**TASK PROMPT**
Reproduce every entry below precisely; do not include the pictures.

**DATA SHOWN**
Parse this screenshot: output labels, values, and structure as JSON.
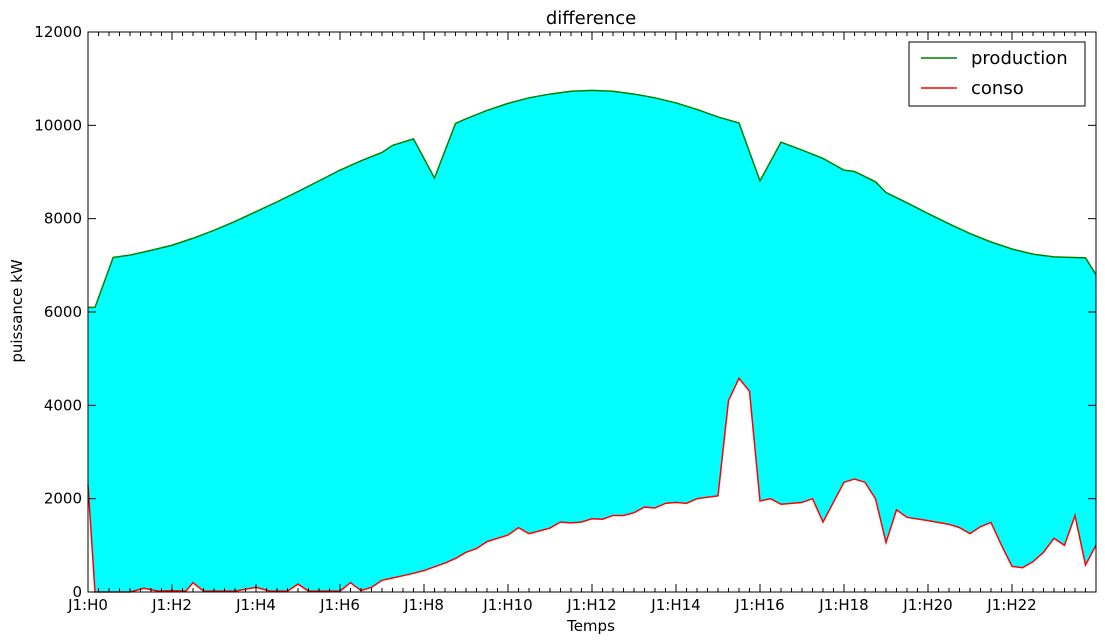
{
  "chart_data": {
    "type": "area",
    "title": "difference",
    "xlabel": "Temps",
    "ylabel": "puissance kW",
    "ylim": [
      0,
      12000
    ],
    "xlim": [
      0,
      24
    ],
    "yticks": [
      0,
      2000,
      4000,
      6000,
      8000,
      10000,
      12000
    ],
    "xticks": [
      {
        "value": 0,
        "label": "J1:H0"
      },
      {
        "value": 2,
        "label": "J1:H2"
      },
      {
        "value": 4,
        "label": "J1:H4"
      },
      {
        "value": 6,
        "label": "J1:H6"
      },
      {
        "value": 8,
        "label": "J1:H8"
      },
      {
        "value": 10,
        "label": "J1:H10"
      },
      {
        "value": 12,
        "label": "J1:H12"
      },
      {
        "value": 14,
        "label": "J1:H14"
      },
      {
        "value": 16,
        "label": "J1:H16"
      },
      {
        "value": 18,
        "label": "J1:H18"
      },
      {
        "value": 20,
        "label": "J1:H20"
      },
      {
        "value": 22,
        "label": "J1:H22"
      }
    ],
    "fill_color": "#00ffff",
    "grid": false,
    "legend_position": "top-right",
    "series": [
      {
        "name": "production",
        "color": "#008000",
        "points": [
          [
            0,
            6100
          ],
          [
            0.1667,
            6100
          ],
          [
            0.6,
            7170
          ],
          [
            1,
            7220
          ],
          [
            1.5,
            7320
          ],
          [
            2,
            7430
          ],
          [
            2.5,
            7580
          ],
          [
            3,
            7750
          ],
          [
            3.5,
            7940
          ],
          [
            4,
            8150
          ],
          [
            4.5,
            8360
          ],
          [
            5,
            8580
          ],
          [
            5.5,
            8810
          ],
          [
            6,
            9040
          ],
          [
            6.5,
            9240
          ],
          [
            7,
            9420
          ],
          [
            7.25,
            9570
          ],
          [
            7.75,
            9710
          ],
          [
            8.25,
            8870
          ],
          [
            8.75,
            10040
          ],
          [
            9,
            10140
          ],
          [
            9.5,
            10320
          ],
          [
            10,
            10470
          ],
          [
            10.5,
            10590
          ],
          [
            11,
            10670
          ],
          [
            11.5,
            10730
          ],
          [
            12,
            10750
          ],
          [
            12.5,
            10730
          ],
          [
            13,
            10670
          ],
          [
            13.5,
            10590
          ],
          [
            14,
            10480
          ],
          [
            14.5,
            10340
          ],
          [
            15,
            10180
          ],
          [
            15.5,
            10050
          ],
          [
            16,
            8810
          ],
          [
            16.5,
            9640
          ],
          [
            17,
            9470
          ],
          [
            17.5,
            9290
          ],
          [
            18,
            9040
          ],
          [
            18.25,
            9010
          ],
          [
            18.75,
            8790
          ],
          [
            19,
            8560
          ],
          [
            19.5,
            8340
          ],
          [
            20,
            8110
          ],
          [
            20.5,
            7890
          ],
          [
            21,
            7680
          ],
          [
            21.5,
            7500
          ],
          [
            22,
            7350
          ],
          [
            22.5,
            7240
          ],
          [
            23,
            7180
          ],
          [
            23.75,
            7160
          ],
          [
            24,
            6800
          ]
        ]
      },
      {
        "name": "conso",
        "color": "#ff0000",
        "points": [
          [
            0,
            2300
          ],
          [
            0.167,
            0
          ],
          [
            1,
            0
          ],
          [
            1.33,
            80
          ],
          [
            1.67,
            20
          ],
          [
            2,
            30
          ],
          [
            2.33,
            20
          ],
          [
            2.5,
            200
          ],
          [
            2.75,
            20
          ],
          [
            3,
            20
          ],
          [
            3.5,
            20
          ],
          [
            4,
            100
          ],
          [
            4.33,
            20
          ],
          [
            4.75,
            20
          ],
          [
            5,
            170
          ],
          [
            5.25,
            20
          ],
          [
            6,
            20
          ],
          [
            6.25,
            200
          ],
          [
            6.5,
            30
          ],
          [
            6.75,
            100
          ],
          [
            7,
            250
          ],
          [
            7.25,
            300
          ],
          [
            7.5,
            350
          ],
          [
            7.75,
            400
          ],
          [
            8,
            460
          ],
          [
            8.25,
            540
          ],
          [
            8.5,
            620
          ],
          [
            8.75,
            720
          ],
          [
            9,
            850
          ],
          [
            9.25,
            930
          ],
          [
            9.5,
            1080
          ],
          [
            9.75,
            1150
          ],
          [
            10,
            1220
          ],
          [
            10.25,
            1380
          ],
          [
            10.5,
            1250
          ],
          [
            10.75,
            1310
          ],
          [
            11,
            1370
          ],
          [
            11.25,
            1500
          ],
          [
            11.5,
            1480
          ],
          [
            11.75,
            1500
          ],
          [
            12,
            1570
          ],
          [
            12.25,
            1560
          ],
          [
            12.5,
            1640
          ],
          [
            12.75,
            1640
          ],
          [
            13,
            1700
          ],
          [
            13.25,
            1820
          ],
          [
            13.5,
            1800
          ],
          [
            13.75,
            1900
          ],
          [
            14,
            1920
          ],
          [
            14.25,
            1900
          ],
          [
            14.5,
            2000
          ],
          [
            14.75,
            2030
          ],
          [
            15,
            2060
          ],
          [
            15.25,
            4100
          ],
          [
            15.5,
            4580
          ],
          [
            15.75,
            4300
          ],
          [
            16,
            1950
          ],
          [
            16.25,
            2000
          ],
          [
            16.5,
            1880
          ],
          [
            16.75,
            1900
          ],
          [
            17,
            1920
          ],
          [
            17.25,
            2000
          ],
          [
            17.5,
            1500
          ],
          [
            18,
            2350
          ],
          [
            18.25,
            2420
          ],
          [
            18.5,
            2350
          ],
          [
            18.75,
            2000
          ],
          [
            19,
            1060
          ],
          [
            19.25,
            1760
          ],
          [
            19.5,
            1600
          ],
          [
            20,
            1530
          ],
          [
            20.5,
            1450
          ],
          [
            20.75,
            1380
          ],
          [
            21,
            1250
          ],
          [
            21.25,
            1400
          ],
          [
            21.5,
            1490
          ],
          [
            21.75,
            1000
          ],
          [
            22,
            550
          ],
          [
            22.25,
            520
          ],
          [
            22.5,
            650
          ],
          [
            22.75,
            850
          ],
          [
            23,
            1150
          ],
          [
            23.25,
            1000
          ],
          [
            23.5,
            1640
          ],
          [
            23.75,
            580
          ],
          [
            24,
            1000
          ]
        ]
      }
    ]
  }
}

**COMPLETE RESPONSE**
Parse this screenshot: output labels, values, and structure as JSON.
{
  "chart_data": {
    "type": "area",
    "title": "difference",
    "xlabel": "Temps",
    "ylabel": "puissance kW",
    "ylim": [
      0,
      12000
    ],
    "xlim": [
      0,
      24
    ],
    "yticks": [
      0,
      2000,
      4000,
      6000,
      8000,
      10000,
      12000
    ],
    "xticks": [
      {
        "value": 0,
        "label": "J1:H0"
      },
      {
        "value": 2,
        "label": "J1:H2"
      },
      {
        "value": 4,
        "label": "J1:H4"
      },
      {
        "value": 6,
        "label": "J1:H6"
      },
      {
        "value": 8,
        "label": "J1:H8"
      },
      {
        "value": 10,
        "label": "J1:H10"
      },
      {
        "value": 12,
        "label": "J1:H12"
      },
      {
        "value": 14,
        "label": "J1:H14"
      },
      {
        "value": 16,
        "label": "J1:H16"
      },
      {
        "value": 18,
        "label": "J1:H18"
      },
      {
        "value": 20,
        "label": "J1:H20"
      },
      {
        "value": 22,
        "label": "J1:H22"
      }
    ],
    "fill_color": "#00ffff",
    "grid": false,
    "legend_position": "top-right",
    "series": [
      {
        "name": "production",
        "color": "#008000",
        "points": [
          [
            0,
            6100
          ],
          [
            0.1667,
            6100
          ],
          [
            0.6,
            7170
          ],
          [
            1,
            7220
          ],
          [
            1.5,
            7320
          ],
          [
            2,
            7430
          ],
          [
            2.5,
            7580
          ],
          [
            3,
            7750
          ],
          [
            3.5,
            7940
          ],
          [
            4,
            8150
          ],
          [
            4.5,
            8360
          ],
          [
            5,
            8580
          ],
          [
            5.5,
            8810
          ],
          [
            6,
            9040
          ],
          [
            6.5,
            9240
          ],
          [
            7,
            9420
          ],
          [
            7.25,
            9570
          ],
          [
            7.75,
            9710
          ],
          [
            8.25,
            8870
          ],
          [
            8.75,
            10040
          ],
          [
            9,
            10140
          ],
          [
            9.5,
            10320
          ],
          [
            10,
            10470
          ],
          [
            10.5,
            10590
          ],
          [
            11,
            10670
          ],
          [
            11.5,
            10730
          ],
          [
            12,
            10750
          ],
          [
            12.5,
            10730
          ],
          [
            13,
            10670
          ],
          [
            13.5,
            10590
          ],
          [
            14,
            10480
          ],
          [
            14.5,
            10340
          ],
          [
            15,
            10180
          ],
          [
            15.5,
            10050
          ],
          [
            16,
            8810
          ],
          [
            16.5,
            9640
          ],
          [
            17,
            9470
          ],
          [
            17.5,
            9290
          ],
          [
            18,
            9040
          ],
          [
            18.25,
            9010
          ],
          [
            18.75,
            8790
          ],
          [
            19,
            8560
          ],
          [
            19.5,
            8340
          ],
          [
            20,
            8110
          ],
          [
            20.5,
            7890
          ],
          [
            21,
            7680
          ],
          [
            21.5,
            7500
          ],
          [
            22,
            7350
          ],
          [
            22.5,
            7240
          ],
          [
            23,
            7180
          ],
          [
            23.75,
            7160
          ],
          [
            24,
            6800
          ]
        ]
      },
      {
        "name": "conso",
        "color": "#ff0000",
        "points": [
          [
            0,
            2300
          ],
          [
            0.167,
            0
          ],
          [
            1,
            0
          ],
          [
            1.33,
            80
          ],
          [
            1.67,
            20
          ],
          [
            2,
            30
          ],
          [
            2.33,
            20
          ],
          [
            2.5,
            200
          ],
          [
            2.75,
            20
          ],
          [
            3,
            20
          ],
          [
            3.5,
            20
          ],
          [
            4,
            100
          ],
          [
            4.33,
            20
          ],
          [
            4.75,
            20
          ],
          [
            5,
            170
          ],
          [
            5.25,
            20
          ],
          [
            6,
            20
          ],
          [
            6.25,
            200
          ],
          [
            6.5,
            30
          ],
          [
            6.75,
            100
          ],
          [
            7,
            250
          ],
          [
            7.25,
            300
          ],
          [
            7.5,
            350
          ],
          [
            7.75,
            400
          ],
          [
            8,
            460
          ],
          [
            8.25,
            540
          ],
          [
            8.5,
            620
          ],
          [
            8.75,
            720
          ],
          [
            9,
            850
          ],
          [
            9.25,
            930
          ],
          [
            9.5,
            1080
          ],
          [
            9.75,
            1150
          ],
          [
            10,
            1220
          ],
          [
            10.25,
            1380
          ],
          [
            10.5,
            1250
          ],
          [
            10.75,
            1310
          ],
          [
            11,
            1370
          ],
          [
            11.25,
            1500
          ],
          [
            11.5,
            1480
          ],
          [
            11.75,
            1500
          ],
          [
            12,
            1570
          ],
          [
            12.25,
            1560
          ],
          [
            12.5,
            1640
          ],
          [
            12.75,
            1640
          ],
          [
            13,
            1700
          ],
          [
            13.25,
            1820
          ],
          [
            13.5,
            1800
          ],
          [
            13.75,
            1900
          ],
          [
            14,
            1920
          ],
          [
            14.25,
            1900
          ],
          [
            14.5,
            2000
          ],
          [
            14.75,
            2030
          ],
          [
            15,
            2060
          ],
          [
            15.25,
            4100
          ],
          [
            15.5,
            4580
          ],
          [
            15.75,
            4300
          ],
          [
            16,
            1950
          ],
          [
            16.25,
            2000
          ],
          [
            16.5,
            1880
          ],
          [
            16.75,
            1900
          ],
          [
            17,
            1920
          ],
          [
            17.25,
            2000
          ],
          [
            17.5,
            1500
          ],
          [
            18,
            2350
          ],
          [
            18.25,
            2420
          ],
          [
            18.5,
            2350
          ],
          [
            18.75,
            2000
          ],
          [
            19,
            1060
          ],
          [
            19.25,
            1760
          ],
          [
            19.5,
            1600
          ],
          [
            20,
            1530
          ],
          [
            20.5,
            1450
          ],
          [
            20.75,
            1380
          ],
          [
            21,
            1250
          ],
          [
            21.25,
            1400
          ],
          [
            21.5,
            1490
          ],
          [
            21.75,
            1000
          ],
          [
            22,
            550
          ],
          [
            22.25,
            520
          ],
          [
            22.5,
            650
          ],
          [
            22.75,
            850
          ],
          [
            23,
            1150
          ],
          [
            23.25,
            1000
          ],
          [
            23.5,
            1640
          ],
          [
            23.75,
            580
          ],
          [
            24,
            1000
          ]
        ]
      }
    ]
  }
}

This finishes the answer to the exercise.